### Exercise objective
Copy every line from the data below in which the string "Provide" can be found.

Collection entries:
--*--

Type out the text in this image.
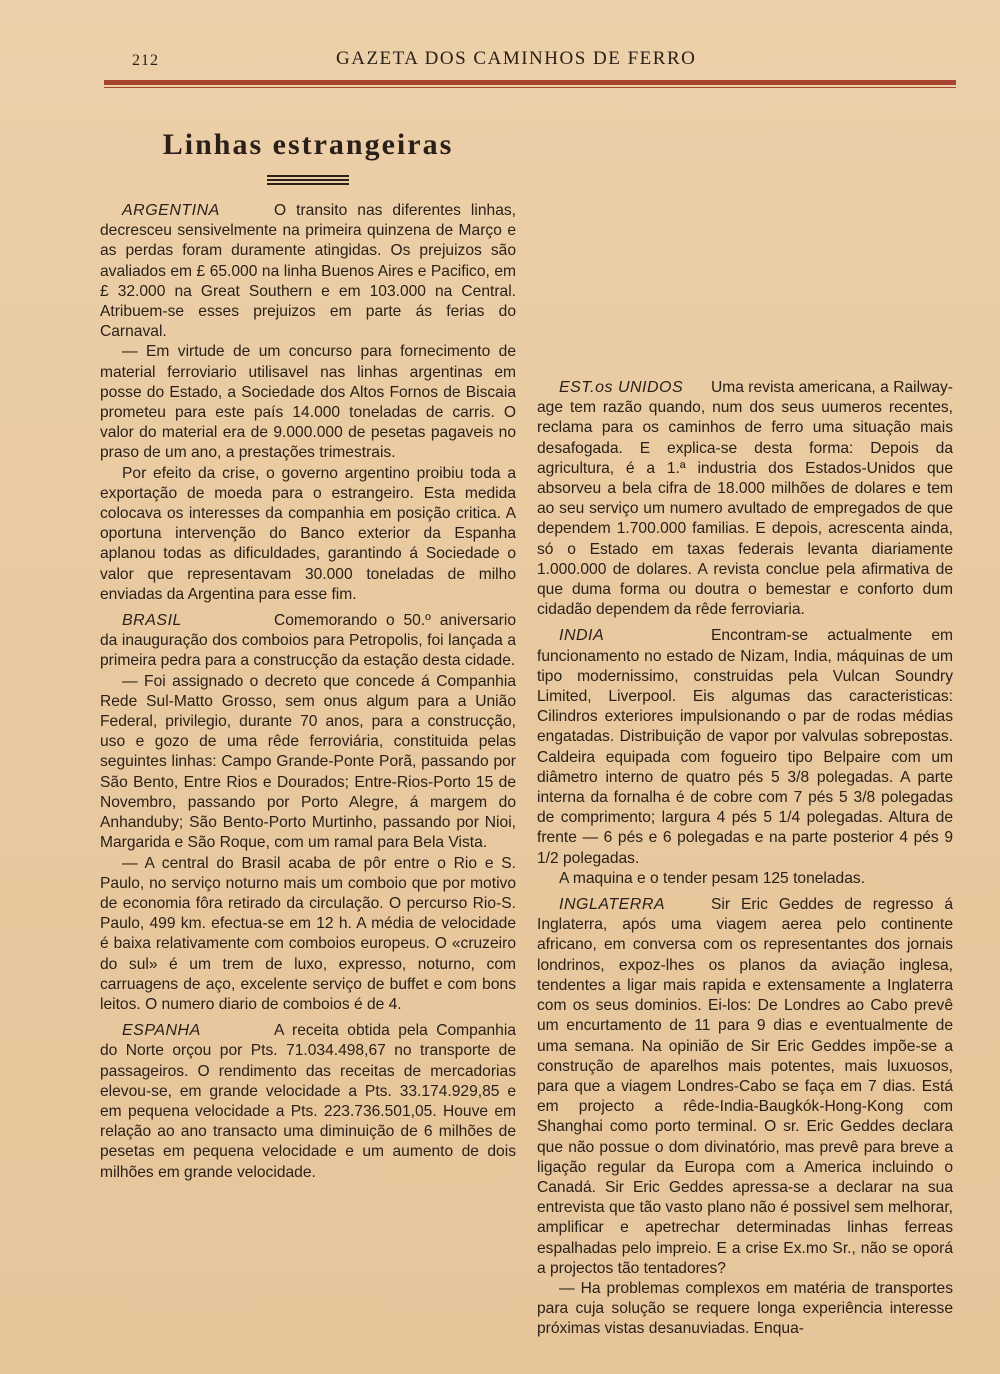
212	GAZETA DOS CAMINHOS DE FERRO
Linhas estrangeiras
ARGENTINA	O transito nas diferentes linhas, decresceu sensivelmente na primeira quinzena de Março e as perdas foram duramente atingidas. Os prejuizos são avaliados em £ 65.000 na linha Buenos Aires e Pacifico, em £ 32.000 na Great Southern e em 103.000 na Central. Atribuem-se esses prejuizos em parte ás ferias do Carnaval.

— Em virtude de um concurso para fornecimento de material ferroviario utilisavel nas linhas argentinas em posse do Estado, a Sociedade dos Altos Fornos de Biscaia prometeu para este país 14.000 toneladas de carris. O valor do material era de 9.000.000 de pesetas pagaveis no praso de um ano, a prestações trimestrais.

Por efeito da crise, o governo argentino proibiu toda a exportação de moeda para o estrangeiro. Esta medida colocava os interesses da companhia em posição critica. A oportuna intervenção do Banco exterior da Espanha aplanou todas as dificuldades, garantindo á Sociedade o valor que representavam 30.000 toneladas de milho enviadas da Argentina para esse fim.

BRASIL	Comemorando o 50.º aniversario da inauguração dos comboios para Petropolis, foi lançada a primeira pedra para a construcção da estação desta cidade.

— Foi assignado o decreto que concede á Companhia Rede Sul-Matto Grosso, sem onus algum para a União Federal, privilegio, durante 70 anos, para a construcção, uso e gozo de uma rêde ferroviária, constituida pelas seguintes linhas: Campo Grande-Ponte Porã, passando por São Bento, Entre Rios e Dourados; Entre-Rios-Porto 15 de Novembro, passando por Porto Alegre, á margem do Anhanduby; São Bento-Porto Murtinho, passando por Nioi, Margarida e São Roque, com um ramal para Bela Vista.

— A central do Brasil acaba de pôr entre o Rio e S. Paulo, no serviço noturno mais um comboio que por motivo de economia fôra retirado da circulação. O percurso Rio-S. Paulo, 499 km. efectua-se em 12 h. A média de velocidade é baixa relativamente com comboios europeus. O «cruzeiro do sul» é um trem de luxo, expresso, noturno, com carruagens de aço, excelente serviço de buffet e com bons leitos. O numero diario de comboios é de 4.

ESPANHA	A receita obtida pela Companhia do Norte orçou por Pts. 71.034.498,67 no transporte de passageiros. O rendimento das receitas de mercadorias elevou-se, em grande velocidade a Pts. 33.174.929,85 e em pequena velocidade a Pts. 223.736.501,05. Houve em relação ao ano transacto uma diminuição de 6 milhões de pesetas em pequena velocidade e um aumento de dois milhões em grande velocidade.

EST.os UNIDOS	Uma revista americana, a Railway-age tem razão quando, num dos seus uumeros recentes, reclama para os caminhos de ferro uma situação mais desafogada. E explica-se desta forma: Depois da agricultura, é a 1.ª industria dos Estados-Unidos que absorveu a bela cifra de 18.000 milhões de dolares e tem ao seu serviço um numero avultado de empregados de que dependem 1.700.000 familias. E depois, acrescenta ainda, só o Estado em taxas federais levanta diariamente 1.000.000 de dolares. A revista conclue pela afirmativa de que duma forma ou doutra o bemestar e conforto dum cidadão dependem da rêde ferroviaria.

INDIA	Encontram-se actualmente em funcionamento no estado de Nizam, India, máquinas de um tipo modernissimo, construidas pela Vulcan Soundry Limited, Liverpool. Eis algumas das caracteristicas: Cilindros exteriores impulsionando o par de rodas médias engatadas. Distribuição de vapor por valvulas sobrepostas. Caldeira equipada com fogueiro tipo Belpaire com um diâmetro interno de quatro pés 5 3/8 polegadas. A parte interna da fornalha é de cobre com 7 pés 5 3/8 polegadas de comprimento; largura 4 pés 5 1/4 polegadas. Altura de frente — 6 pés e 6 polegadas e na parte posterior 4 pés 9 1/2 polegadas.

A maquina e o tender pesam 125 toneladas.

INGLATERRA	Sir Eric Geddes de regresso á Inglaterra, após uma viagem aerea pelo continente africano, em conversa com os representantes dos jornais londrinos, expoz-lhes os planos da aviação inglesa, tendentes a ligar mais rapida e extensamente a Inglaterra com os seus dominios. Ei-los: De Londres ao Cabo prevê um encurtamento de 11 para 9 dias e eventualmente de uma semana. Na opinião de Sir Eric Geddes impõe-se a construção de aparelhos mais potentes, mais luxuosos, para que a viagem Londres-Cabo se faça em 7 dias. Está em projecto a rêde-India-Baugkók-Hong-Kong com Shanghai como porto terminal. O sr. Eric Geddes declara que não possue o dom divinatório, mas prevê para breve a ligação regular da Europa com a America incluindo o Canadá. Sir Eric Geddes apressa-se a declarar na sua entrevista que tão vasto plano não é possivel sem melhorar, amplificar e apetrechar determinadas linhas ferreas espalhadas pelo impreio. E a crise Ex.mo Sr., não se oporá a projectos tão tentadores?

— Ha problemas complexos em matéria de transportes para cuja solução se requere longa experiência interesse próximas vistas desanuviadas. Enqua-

--*--

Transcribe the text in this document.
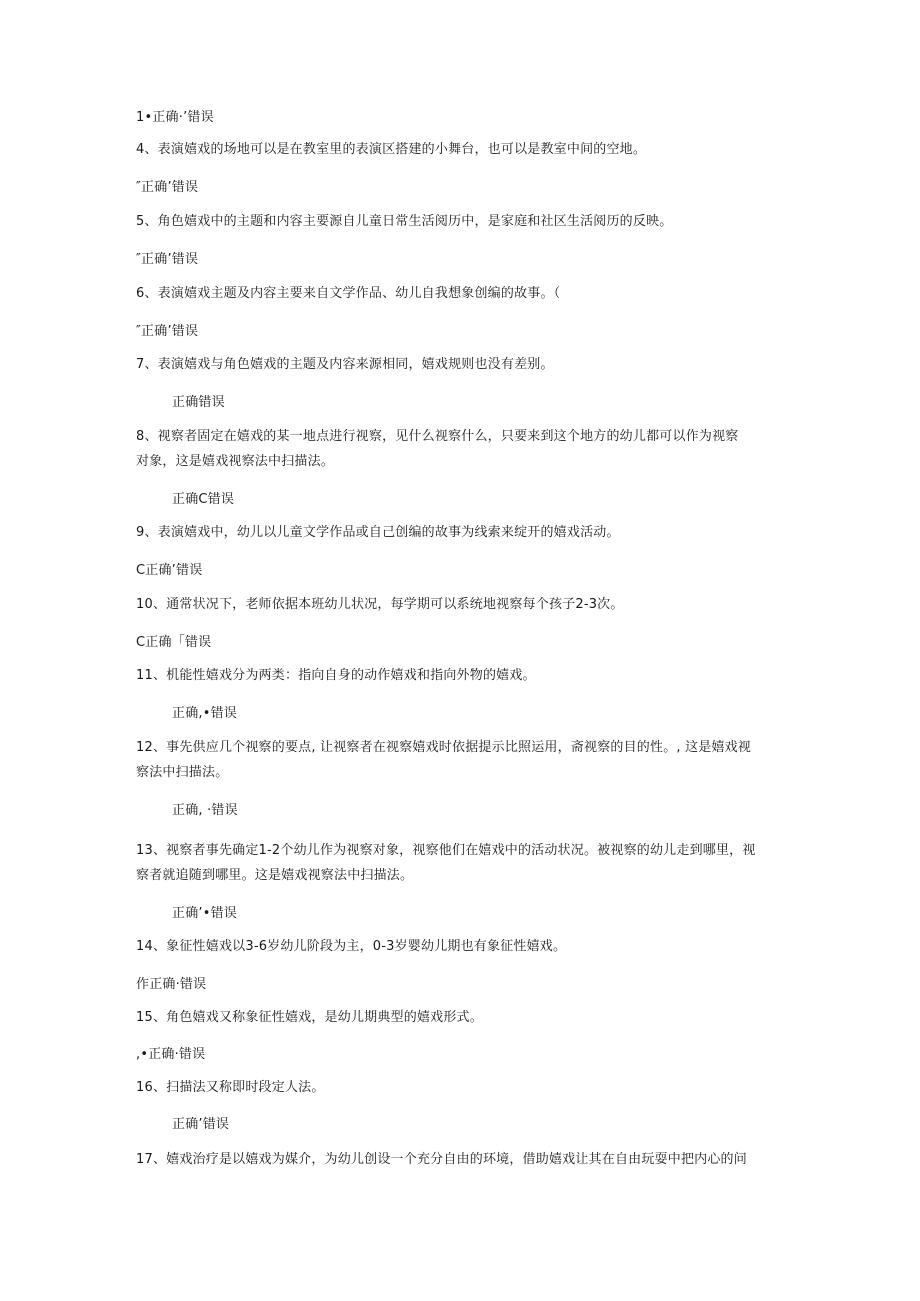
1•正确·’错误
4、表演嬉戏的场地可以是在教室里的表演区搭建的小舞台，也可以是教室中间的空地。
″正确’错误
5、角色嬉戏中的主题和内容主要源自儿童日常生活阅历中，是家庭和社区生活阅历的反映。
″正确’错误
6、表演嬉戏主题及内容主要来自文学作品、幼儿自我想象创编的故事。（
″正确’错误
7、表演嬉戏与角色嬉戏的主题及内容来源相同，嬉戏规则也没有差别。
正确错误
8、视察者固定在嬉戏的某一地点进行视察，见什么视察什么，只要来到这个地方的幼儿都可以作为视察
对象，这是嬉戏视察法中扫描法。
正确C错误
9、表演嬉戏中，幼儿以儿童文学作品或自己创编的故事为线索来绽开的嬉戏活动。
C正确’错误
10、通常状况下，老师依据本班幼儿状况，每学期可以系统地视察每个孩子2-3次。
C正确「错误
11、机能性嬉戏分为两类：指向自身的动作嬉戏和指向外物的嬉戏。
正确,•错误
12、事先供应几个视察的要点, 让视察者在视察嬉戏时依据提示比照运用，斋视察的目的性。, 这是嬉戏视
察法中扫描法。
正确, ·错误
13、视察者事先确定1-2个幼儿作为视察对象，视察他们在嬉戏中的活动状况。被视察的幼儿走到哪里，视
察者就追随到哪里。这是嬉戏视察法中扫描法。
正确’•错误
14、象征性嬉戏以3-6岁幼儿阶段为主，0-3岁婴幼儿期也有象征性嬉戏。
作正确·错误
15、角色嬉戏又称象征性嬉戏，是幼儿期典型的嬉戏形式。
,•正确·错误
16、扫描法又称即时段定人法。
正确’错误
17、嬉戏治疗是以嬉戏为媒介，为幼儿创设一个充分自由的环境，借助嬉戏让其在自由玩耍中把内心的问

--*--

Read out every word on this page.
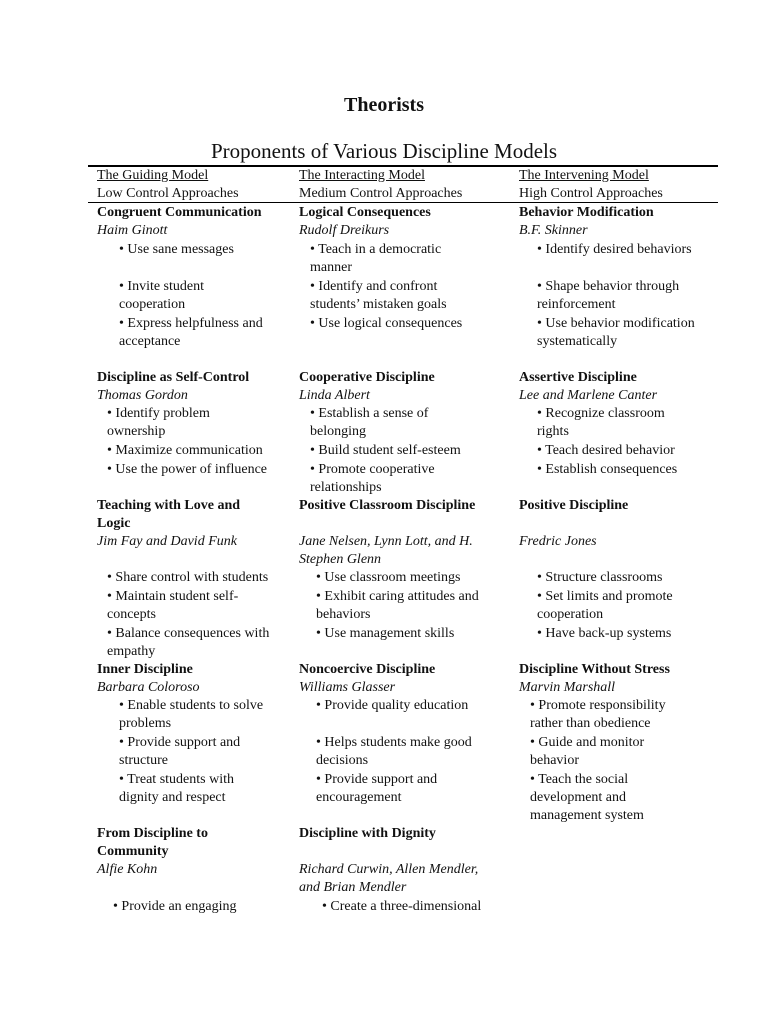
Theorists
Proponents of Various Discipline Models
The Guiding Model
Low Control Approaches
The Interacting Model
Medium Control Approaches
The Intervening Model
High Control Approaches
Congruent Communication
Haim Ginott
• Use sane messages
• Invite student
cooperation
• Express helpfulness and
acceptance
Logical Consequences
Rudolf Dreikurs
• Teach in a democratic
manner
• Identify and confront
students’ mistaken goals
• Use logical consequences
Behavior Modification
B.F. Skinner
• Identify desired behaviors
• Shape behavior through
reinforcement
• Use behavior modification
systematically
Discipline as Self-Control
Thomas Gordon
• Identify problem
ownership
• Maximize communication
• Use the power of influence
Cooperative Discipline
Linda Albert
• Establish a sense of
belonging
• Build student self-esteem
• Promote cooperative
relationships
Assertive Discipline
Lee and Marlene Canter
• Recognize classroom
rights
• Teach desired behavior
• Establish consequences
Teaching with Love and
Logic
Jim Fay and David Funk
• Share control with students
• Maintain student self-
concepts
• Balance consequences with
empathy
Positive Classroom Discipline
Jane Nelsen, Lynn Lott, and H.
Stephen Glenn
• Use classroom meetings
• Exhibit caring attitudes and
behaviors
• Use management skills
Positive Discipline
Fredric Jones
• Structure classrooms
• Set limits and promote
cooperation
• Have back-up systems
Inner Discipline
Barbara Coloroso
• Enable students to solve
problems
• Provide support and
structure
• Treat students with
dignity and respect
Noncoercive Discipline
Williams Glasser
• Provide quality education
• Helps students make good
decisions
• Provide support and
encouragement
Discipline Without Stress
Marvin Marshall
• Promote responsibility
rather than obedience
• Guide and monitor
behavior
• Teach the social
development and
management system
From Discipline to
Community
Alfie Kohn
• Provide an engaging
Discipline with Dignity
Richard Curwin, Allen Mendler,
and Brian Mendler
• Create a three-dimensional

--*--

### Answer to this task
• Provide support and
• Provide quality education
• Provide support and
• Provide an engaging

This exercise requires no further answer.